◆ **Task**: Repeat every line of the data exactly, but not the pictures.

◆ **Information provided**:

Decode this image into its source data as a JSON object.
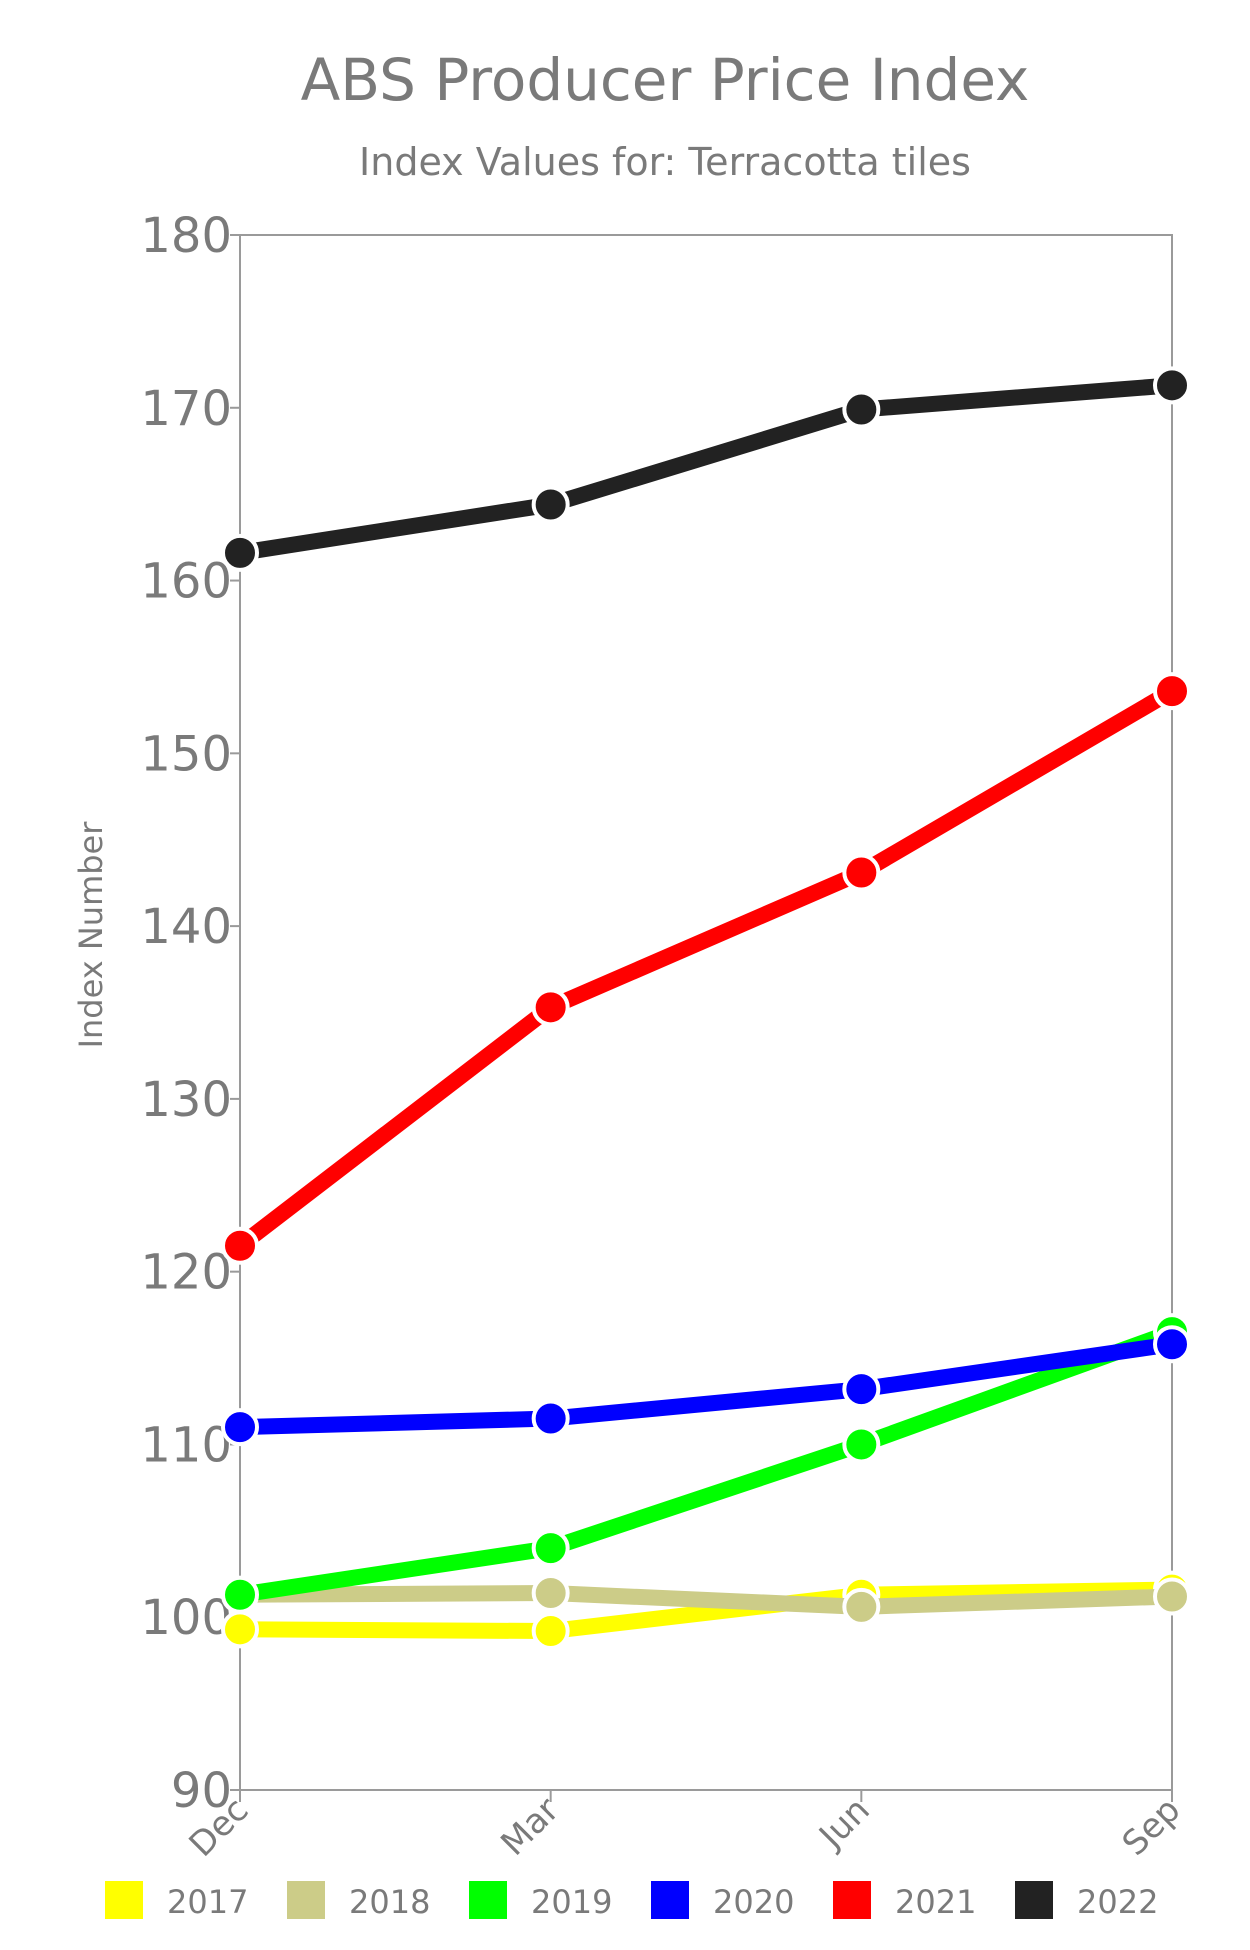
{
  "chart_data": {
    "type": "line",
    "title": "ABS Producer Price Index",
    "subtitle": "Index Values for: Terracotta tiles",
    "xlabel": "",
    "ylabel": "Index Number",
    "categories": [
      "Dec",
      "Mar",
      "Jun",
      "Sep"
    ],
    "ylim": [
      90,
      180
    ],
    "yticks": [
      90,
      100,
      110,
      120,
      130,
      140,
      150,
      160,
      170,
      180
    ],
    "grid": false,
    "legend_position": "bottom",
    "series": [
      {
        "name": "2017",
        "color": "#ffff00",
        "values": [
          99.3,
          99.2,
          101.3,
          101.6
        ]
      },
      {
        "name": "2018",
        "color": "#cccc88",
        "values": [
          101.3,
          101.4,
          100.6,
          101.2
        ]
      },
      {
        "name": "2019",
        "color": "#00ff00",
        "values": [
          101.3,
          104.0,
          110.0,
          116.5
        ]
      },
      {
        "name": "2020",
        "color": "#0000ff",
        "values": [
          111.0,
          111.5,
          113.2,
          115.8
        ]
      },
      {
        "name": "2021",
        "color": "#ff0000",
        "values": [
          121.5,
          135.3,
          143.1,
          153.6
        ]
      },
      {
        "name": "2022",
        "color": "#222222",
        "values": [
          161.6,
          164.4,
          169.9,
          171.3
        ]
      }
    ]
  }
}
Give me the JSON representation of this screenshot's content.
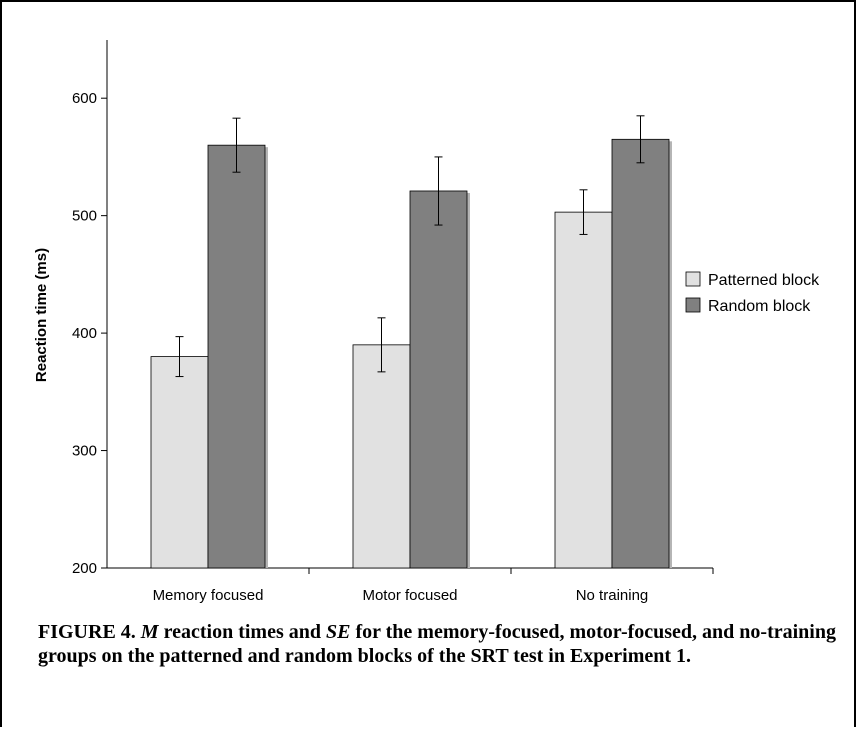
{
  "chart_data": {
    "type": "bar",
    "ylabel": "Reaction time (ms)",
    "ylim": [
      200,
      650
    ],
    "yticks": [
      200,
      300,
      400,
      500,
      600
    ],
    "categories": [
      "Memory focused",
      "Motor focused",
      "No training"
    ],
    "series": [
      {
        "name": "Patterned block",
        "color": "#e1e1e1",
        "values": [
          380,
          390,
          503
        ],
        "se": [
          17,
          23,
          19
        ]
      },
      {
        "name": "Random block",
        "color": "#808080",
        "values": [
          560,
          521,
          565
        ],
        "se": [
          23,
          29,
          20
        ]
      }
    ],
    "legend_position": "right",
    "grid": false
  },
  "caption": {
    "label": "FIGURE 4.",
    "m": "M",
    "text1": " reaction times and ",
    "se": "SE",
    "text2": " for the memory-focused, motor-focused, and no-training groups on the patterned and random blocks of the SRT test in Experiment 1."
  }
}
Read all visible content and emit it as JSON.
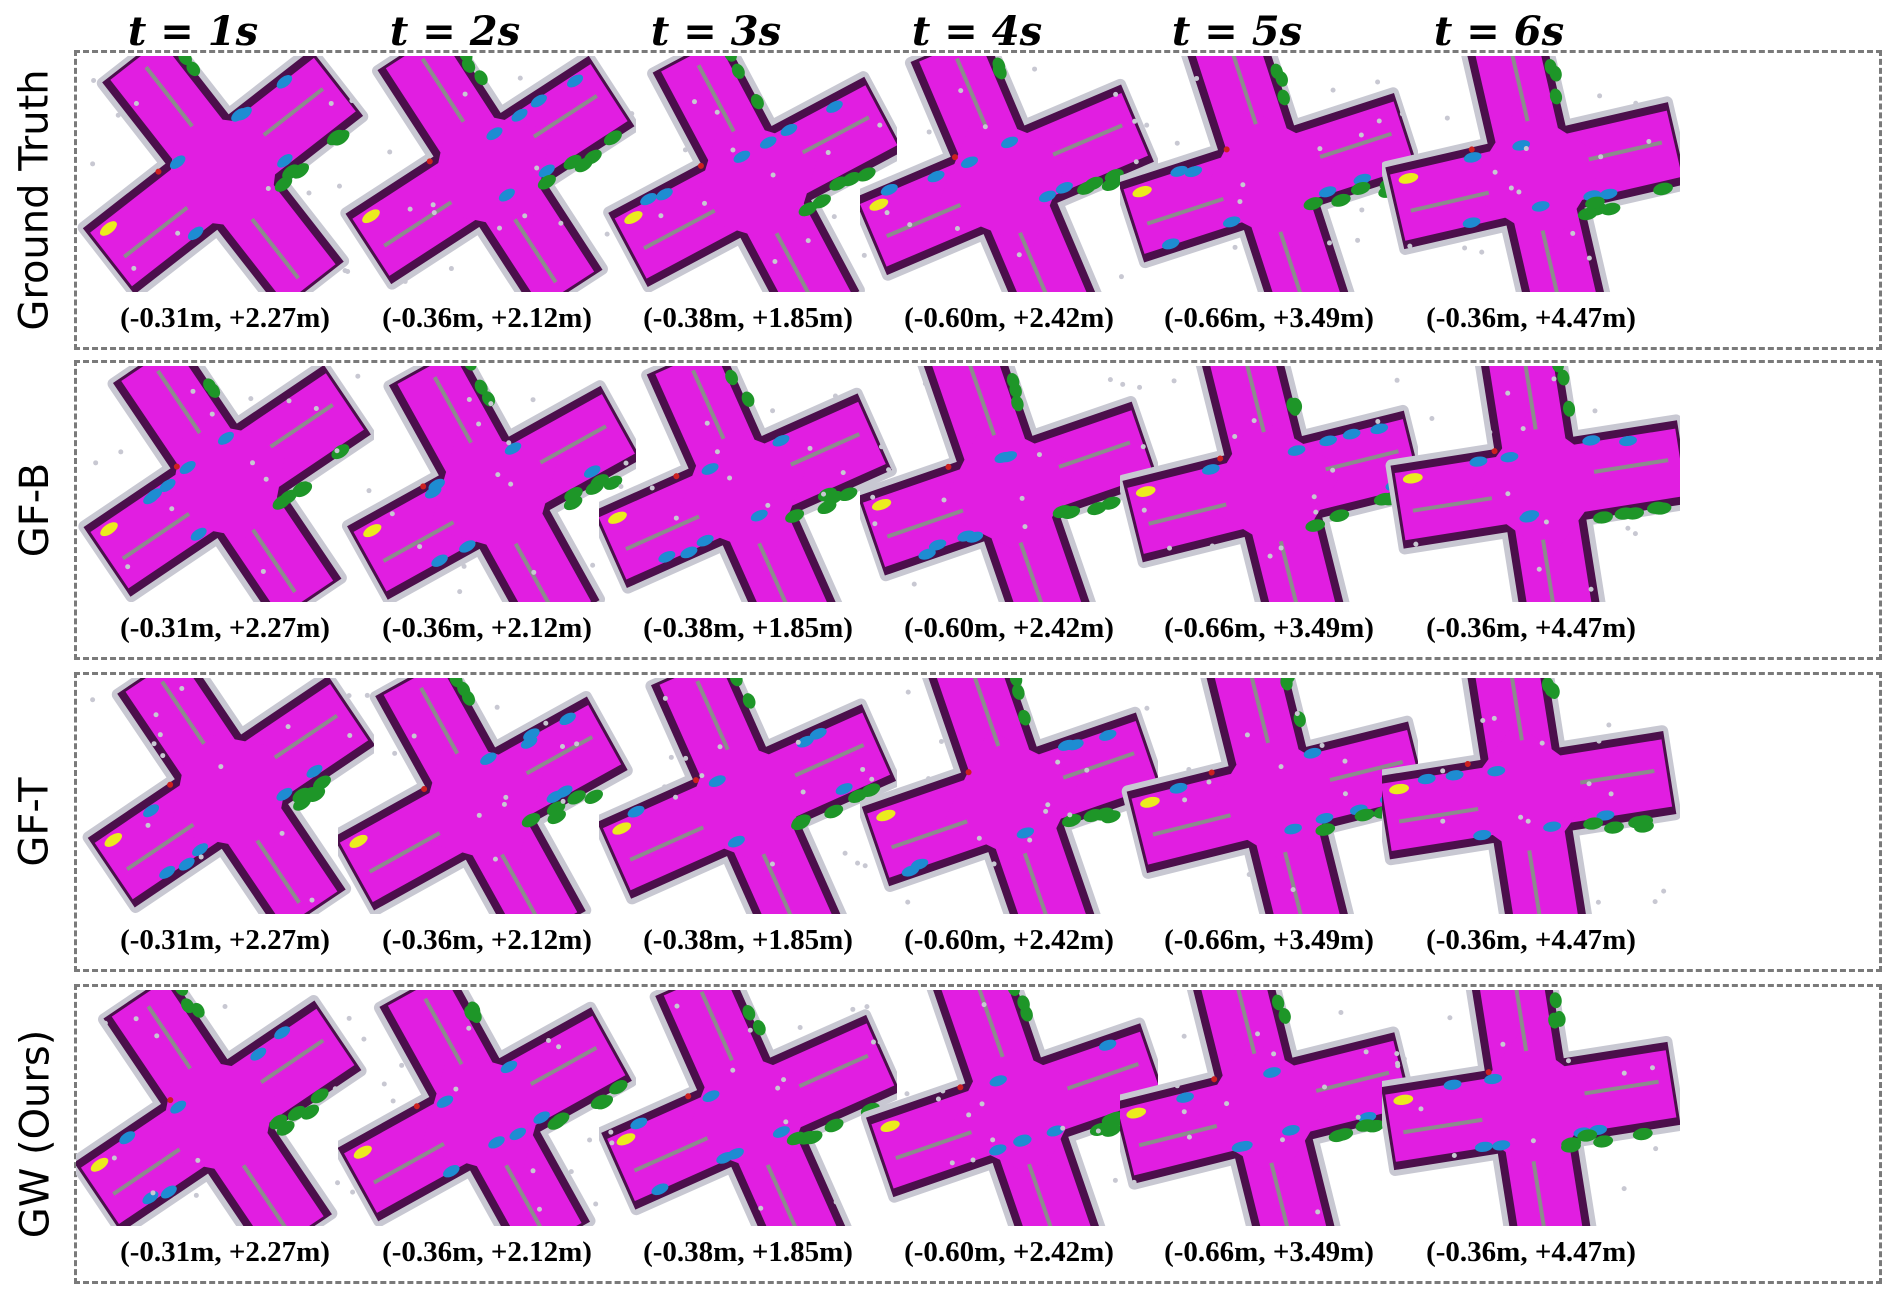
{
  "columns": [
    "t = 1s",
    "t = 2s",
    "t = 3s",
    "t = 4s",
    "t = 5s",
    "t = 6s"
  ],
  "rows": [
    {
      "label": "Ground Truth",
      "captions": [
        "(-0.31m, +2.27m)",
        "(-0.36m, +2.12m)",
        "(-0.38m, +1.85m)",
        "(-0.60m, +2.42m)",
        "(-0.66m, +3.49m)",
        "(-0.36m, +4.47m)"
      ]
    },
    {
      "label": "GF-B",
      "captions": [
        "(-0.31m, +2.27m)",
        "(-0.36m, +2.12m)",
        "(-0.38m, +1.85m)",
        "(-0.60m, +2.42m)",
        "(-0.66m, +3.49m)",
        "(-0.36m, +4.47m)"
      ]
    },
    {
      "label": "GF-T",
      "captions": [
        "(-0.31m, +2.27m)",
        "(-0.36m, +2.12m)",
        "(-0.38m, +1.85m)",
        "(-0.60m, +2.42m)",
        "(-0.66m, +3.49m)",
        "(-0.36m, +4.47m)"
      ]
    },
    {
      "label": "GW (Ours)",
      "captions": [
        "(-0.31m, +2.27m)",
        "(-0.36m, +2.12m)",
        "(-0.38m, +1.85m)",
        "(-0.60m, +2.42m)",
        "(-0.66m, +3.49m)",
        "(-0.36m, +4.47m)"
      ]
    }
  ],
  "colors": {
    "drivable": "#e11ee1",
    "sidewalk": "#4b0f4b",
    "structure": "#c8c8d2",
    "vegetation": "#1e9628",
    "vehicle": "#1e8cd2",
    "lane_marking": "#8c8c8c",
    "construction": "#ebeb1e",
    "barrier": "#cc2020",
    "border": "#7a7a7a"
  }
}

◆ **Correct response**:
Decode this image into its source data as a JSON object.
{
  "chart_data": {
    "type": "line",
    "title": "ABS Producer Price Index",
    "subtitle": "Index Values for: Terracotta tiles",
    "xlabel": "",
    "ylabel": "Index Number",
    "categories": [
      "Dec",
      "Mar",
      "Jun",
      "Sep"
    ],
    "ylim": [
      90,
      180
    ],
    "yticks": [
      90,
      100,
      110,
      120,
      130,
      140,
      150,
      160,
      170,
      180
    ],
    "grid": false,
    "legend_position": "bottom",
    "series": [
      {
        "name": "2017",
        "color": "#ffff00",
        "values": [
          99.3,
          99.2,
          101.3,
          101.6
        ]
      },
      {
        "name": "2018",
        "color": "#cccc88",
        "values": [
          101.3,
          101.4,
          100.6,
          101.2
        ]
      },
      {
        "name": "2019",
        "color": "#00ff00",
        "values": [
          101.3,
          104.0,
          110.0,
          116.5
        ]
      },
      {
        "name": "2020",
        "color": "#0000ff",
        "values": [
          111.0,
          111.5,
          113.2,
          115.8
        ]
      },
      {
        "name": "2021",
        "color": "#ff0000",
        "values": [
          121.5,
          135.3,
          143.1,
          153.6
        ]
      },
      {
        "name": "2022",
        "color": "#222222",
        "values": [
          161.6,
          164.4,
          169.9,
          171.3
        ]
      }
    ]
  }
}
Give me the JSON representation of this screenshot's content.
{
  "chart_data": {
    "type": "bar",
    "ylabel": "Reaction time (ms)",
    "ylim": [
      200,
      650
    ],
    "yticks": [
      200,
      300,
      400,
      500,
      600
    ],
    "categories": [
      "Memory focused",
      "Motor focused",
      "No training"
    ],
    "series": [
      {
        "name": "Patterned block",
        "color": "#e1e1e1",
        "values": [
          380,
          390,
          503
        ],
        "se": [
          17,
          23,
          19
        ]
      },
      {
        "name": "Random block",
        "color": "#808080",
        "values": [
          560,
          521,
          565
        ],
        "se": [
          23,
          29,
          20
        ]
      }
    ],
    "legend_position": "right",
    "grid": false
  },
  "caption": {
    "label": "FIGURE 4.",
    "m": "M",
    "text1": " reaction times and ",
    "se": "SE",
    "text2": " for the memory-focused, motor-focused, and no-training groups on the patterned and random blocks of the SRT test in Experiment 1."
  }
}
Read all visible content and emit it as JSON.
{
  "columns": [
    "t = 1s",
    "t = 2s",
    "t = 3s",
    "t = 4s",
    "t = 5s",
    "t = 6s"
  ],
  "rows": [
    {
      "label": "Ground Truth",
      "captions": [
        "(-0.31m, +2.27m)",
        "(-0.36m, +2.12m)",
        "(-0.38m, +1.85m)",
        "(-0.60m, +2.42m)",
        "(-0.66m, +3.49m)",
        "(-0.36m, +4.47m)"
      ]
    },
    {
      "label": "GF-B",
      "captions": [
        "(-0.31m, +2.27m)",
        "(-0.36m, +2.12m)",
        "(-0.38m, +1.85m)",
        "(-0.60m, +2.42m)",
        "(-0.66m, +3.49m)",
        "(-0.36m, +4.47m)"
      ]
    },
    {
      "label": "GF-T",
      "captions": [
        "(-0.31m, +2.27m)",
        "(-0.36m, +2.12m)",
        "(-0.38m, +1.85m)",
        "(-0.60m, +2.42m)",
        "(-0.66m, +3.49m)",
        "(-0.36m, +4.47m)"
      ]
    },
    {
      "label": "GW (Ours)",
      "captions": [
        "(-0.31m, +2.27m)",
        "(-0.36m, +2.12m)",
        "(-0.38m, +1.85m)",
        "(-0.60m, +2.42m)",
        "(-0.66m, +3.49m)",
        "(-0.36m, +4.47m)"
      ]
    }
  ],
  "colors": {
    "drivable": "#e11ee1",
    "sidewalk": "#4b0f4b",
    "structure": "#c8c8d2",
    "vegetation": "#1e9628",
    "vehicle": "#1e8cd2",
    "lane_marking": "#8c8c8c",
    "construction": "#ebeb1e",
    "barrier": "#cc2020",
    "border": "#7a7a7a"
  }
}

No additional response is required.